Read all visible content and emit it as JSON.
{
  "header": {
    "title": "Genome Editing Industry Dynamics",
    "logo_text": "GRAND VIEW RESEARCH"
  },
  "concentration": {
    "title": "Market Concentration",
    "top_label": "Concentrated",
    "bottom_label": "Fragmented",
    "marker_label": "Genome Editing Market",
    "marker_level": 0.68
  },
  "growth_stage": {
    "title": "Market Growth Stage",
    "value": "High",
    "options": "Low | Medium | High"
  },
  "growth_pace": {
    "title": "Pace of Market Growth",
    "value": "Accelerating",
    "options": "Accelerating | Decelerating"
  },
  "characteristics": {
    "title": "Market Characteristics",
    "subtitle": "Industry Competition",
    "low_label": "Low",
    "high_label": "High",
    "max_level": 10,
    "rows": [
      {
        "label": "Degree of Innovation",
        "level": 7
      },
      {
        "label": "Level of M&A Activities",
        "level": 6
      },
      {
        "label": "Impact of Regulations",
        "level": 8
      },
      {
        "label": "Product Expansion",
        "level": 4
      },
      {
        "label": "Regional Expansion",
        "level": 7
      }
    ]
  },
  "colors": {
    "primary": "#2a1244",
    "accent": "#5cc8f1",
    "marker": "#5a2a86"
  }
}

• Exercise aim:
Write every line of the entries again, word for word.

• Solution for this problem:
Read all visible content and emit it as JSON.
{
  "header": {
    "title": "Genome Editing Industry Dynamics",
    "logo_text": "GRAND VIEW RESEARCH"
  },
  "concentration": {
    "title": "Market Concentration",
    "top_label": "Concentrated",
    "bottom_label": "Fragmented",
    "marker_label": "Genome Editing Market",
    "marker_level": 0.68
  },
  "growth_stage": {
    "title": "Market Growth Stage",
    "value": "High",
    "options": "Low | Medium | High"
  },
  "growth_pace": {
    "title": "Pace of Market Growth",
    "value": "Accelerating",
    "options": "Accelerating | Decelerating"
  },
  "characteristics": {
    "title": "Market Characteristics",
    "subtitle": "Industry Competition",
    "low_label": "Low",
    "high_label": "High",
    "max_level": 10,
    "rows": [
      {
        "label": "Degree of Innovation",
        "level": 7
      },
      {
        "label": "Level of M&A Activities",
        "level": 6
      },
      {
        "label": "Impact of Regulations",
        "level": 8
      },
      {
        "label": "Product Expansion",
        "level": 4
      },
      {
        "label": "Regional Expansion",
        "level": 7
      }
    ]
  },
  "colors": {
    "primary": "#2a1244",
    "accent": "#5cc8f1",
    "marker": "#5a2a86"
  }
}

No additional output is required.